__TASK STATEMENT__: Print the listing as it stands, omitting all images.
***** DATA LINES
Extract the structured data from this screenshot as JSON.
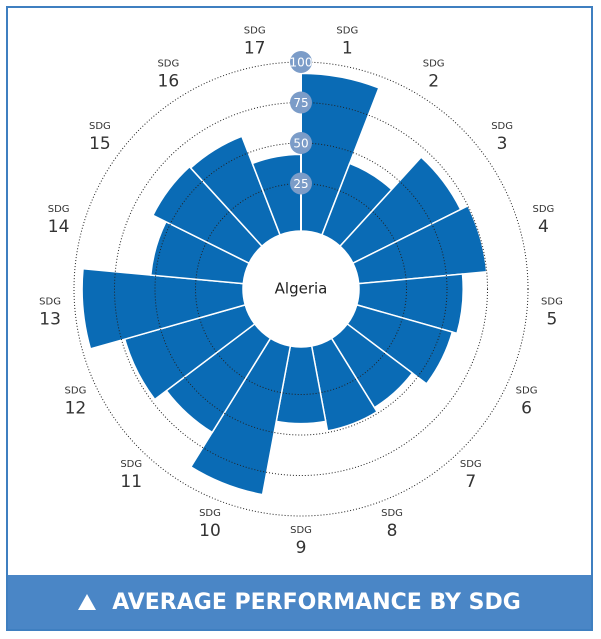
{
  "chart_data": {
    "type": "polar_bar",
    "center_label": "Algeria",
    "label_prefix": "SDG",
    "categories": [
      "1",
      "2",
      "3",
      "4",
      "5",
      "6",
      "7",
      "8",
      "9",
      "10",
      "11",
      "12",
      "13",
      "14",
      "15",
      "16",
      "17"
    ],
    "values": [
      93,
      43,
      70,
      75,
      60,
      57,
      46,
      49,
      43,
      89,
      64,
      73,
      95,
      53,
      62,
      61,
      43
    ],
    "color": "#0a6bb5",
    "ylim": [
      0,
      100
    ],
    "yticks": [
      25,
      50,
      75,
      100
    ],
    "grid": true
  },
  "footer": {
    "title": "AVERAGE PERFORMANCE BY SDG"
  }
}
**********
__RESPONSE BELOW__:
Extract the structured data from this screenshot as JSON.
{
  "chart_data": {
    "type": "polar_bar",
    "center_label": "Algeria",
    "label_prefix": "SDG",
    "categories": [
      "1",
      "2",
      "3",
      "4",
      "5",
      "6",
      "7",
      "8",
      "9",
      "10",
      "11",
      "12",
      "13",
      "14",
      "15",
      "16",
      "17"
    ],
    "values": [
      93,
      43,
      70,
      75,
      60,
      57,
      46,
      49,
      43,
      89,
      64,
      73,
      95,
      53,
      62,
      61,
      43
    ],
    "color": "#0a6bb5",
    "ylim": [
      0,
      100
    ],
    "yticks": [
      25,
      50,
      75,
      100
    ],
    "grid": true
  },
  "footer": {
    "title": "AVERAGE PERFORMANCE BY SDG"
  }
}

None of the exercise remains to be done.